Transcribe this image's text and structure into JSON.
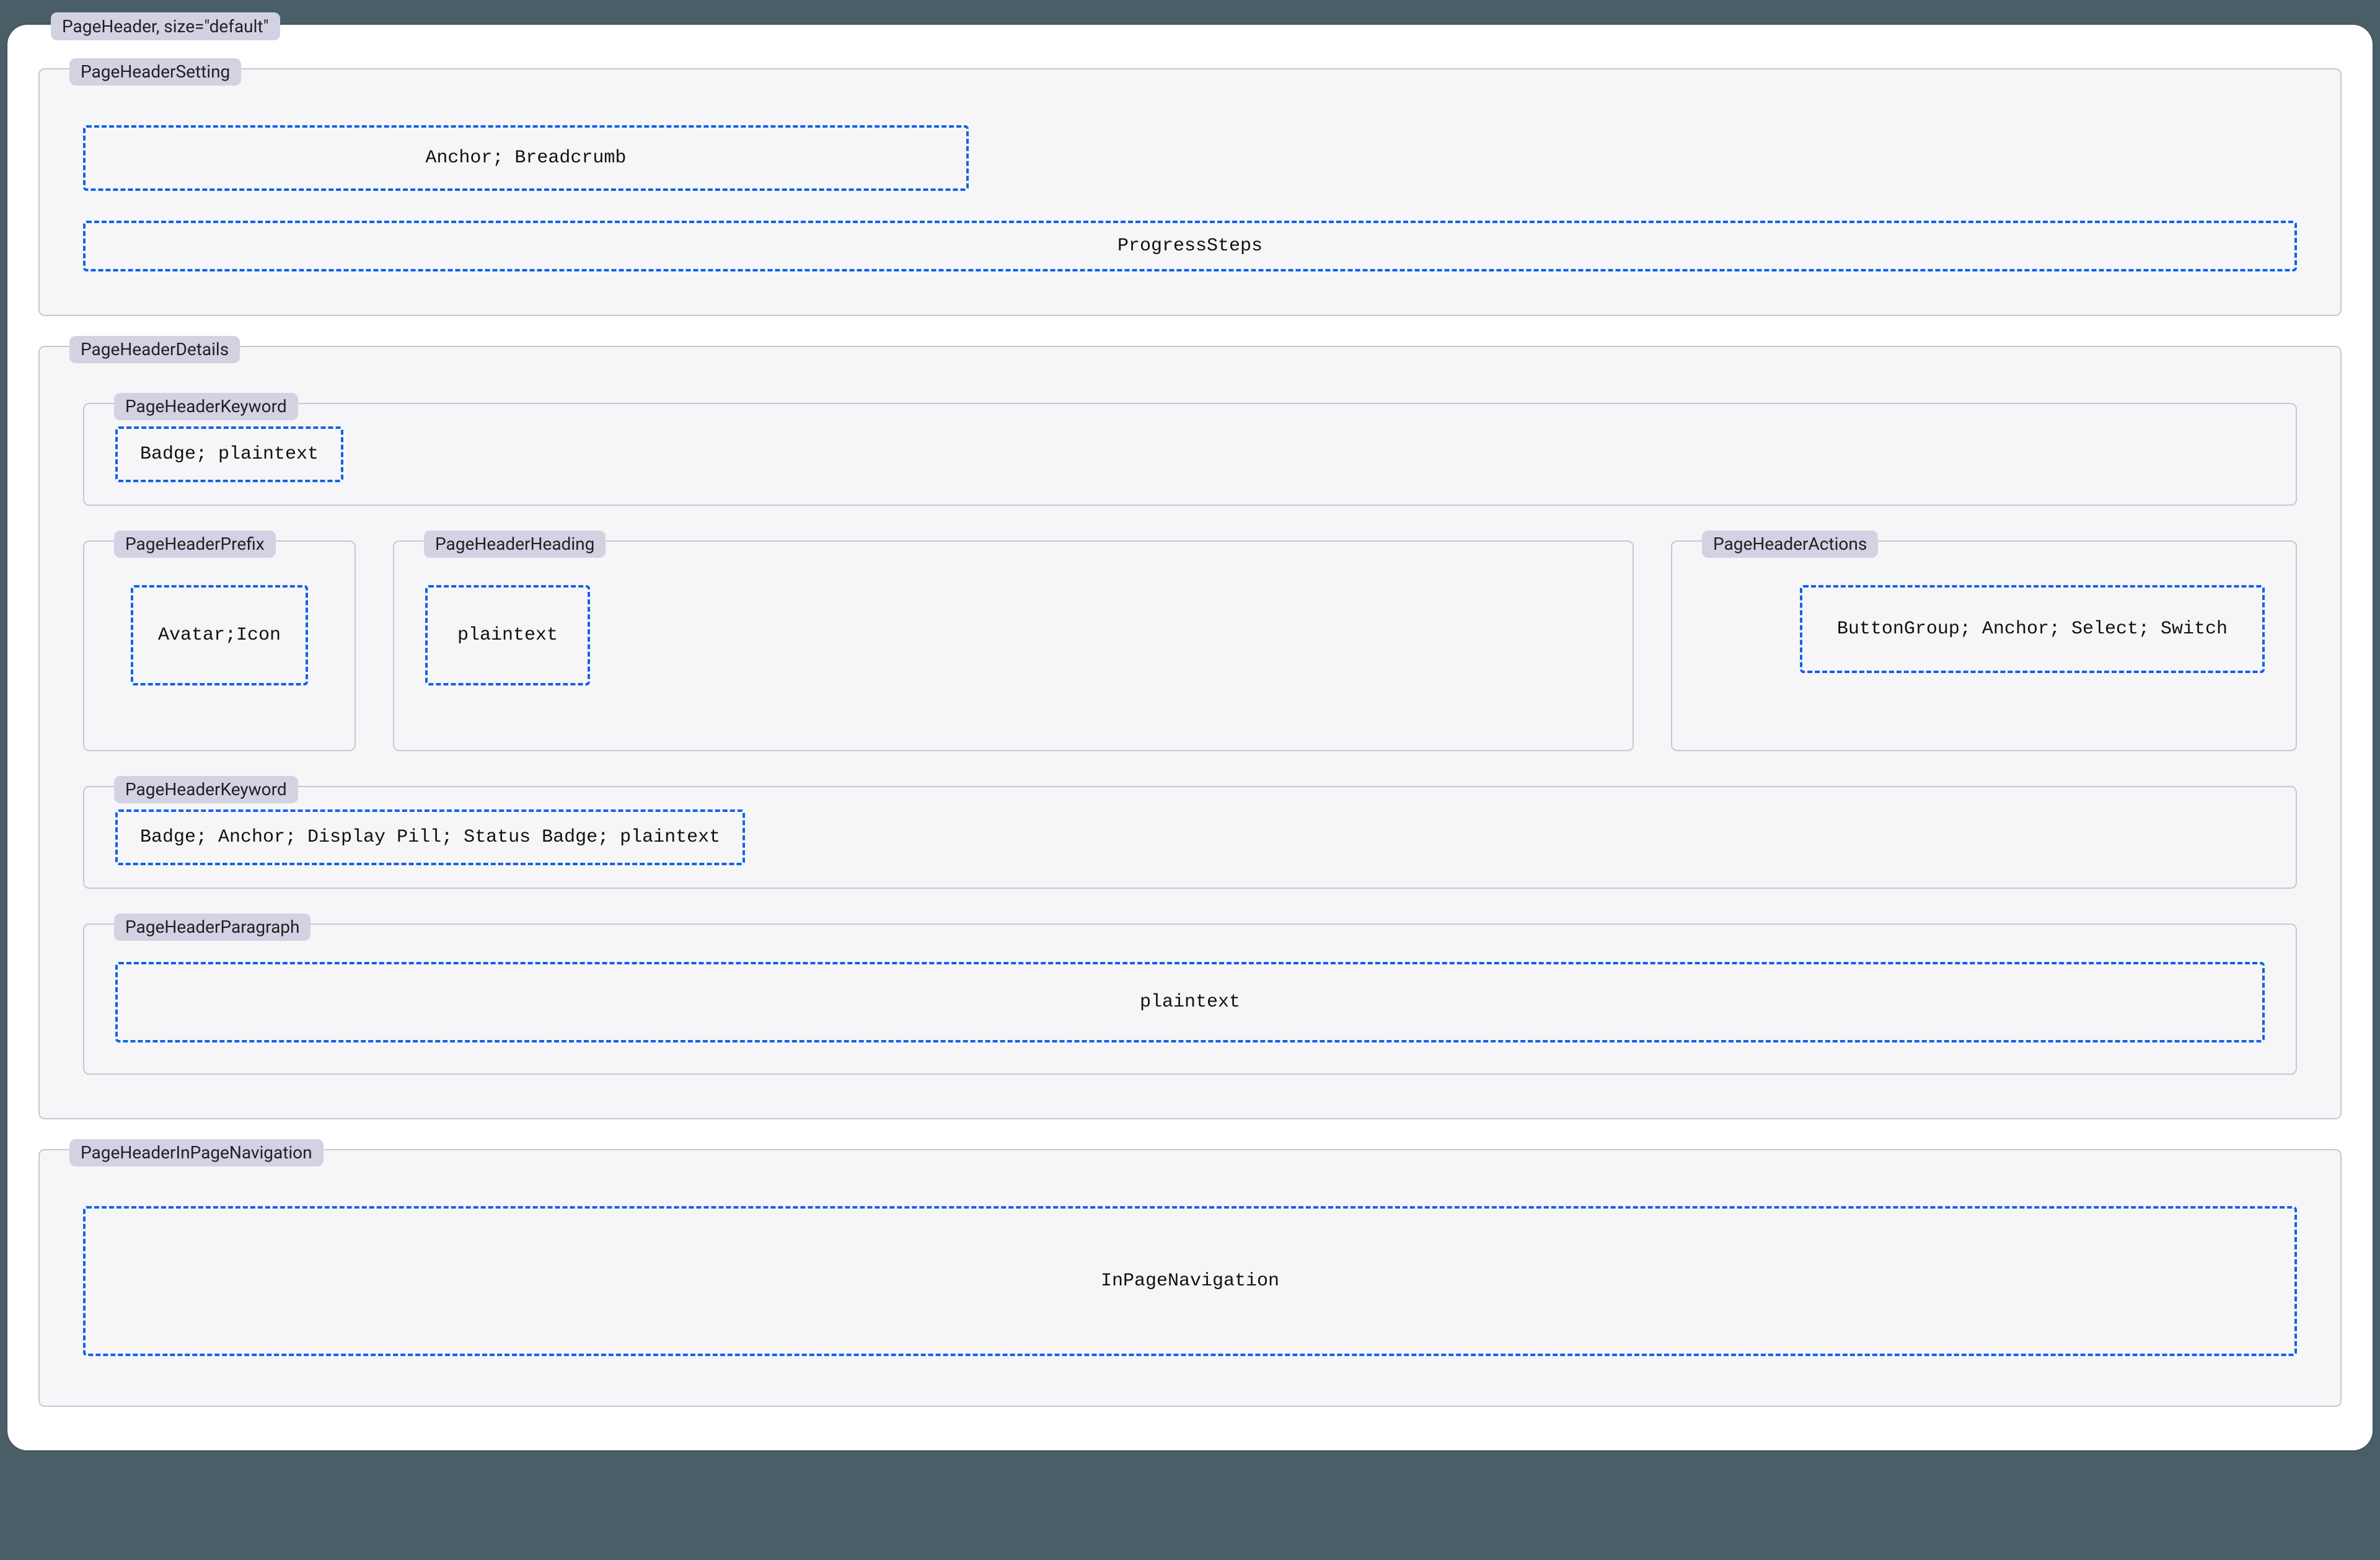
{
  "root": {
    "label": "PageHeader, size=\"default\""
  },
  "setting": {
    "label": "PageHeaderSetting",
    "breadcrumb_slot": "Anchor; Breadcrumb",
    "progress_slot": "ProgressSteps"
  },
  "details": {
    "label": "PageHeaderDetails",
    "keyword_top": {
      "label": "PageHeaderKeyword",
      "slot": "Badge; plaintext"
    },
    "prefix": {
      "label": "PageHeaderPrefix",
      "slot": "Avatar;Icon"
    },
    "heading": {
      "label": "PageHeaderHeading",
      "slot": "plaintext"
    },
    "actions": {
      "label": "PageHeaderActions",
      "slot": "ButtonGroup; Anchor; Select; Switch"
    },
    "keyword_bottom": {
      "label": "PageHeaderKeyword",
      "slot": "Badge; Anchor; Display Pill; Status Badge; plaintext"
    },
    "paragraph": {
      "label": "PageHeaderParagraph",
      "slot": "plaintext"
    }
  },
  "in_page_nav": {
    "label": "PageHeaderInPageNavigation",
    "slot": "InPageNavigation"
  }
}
• • • • •
# Written request
From the entries above, return each line with the word "Badge" in it.

# Reply to the task
      "slot": "Badge; plaintext"
      "slot": "Badge; Anchor; Display Pill; Status Badge; plaintext"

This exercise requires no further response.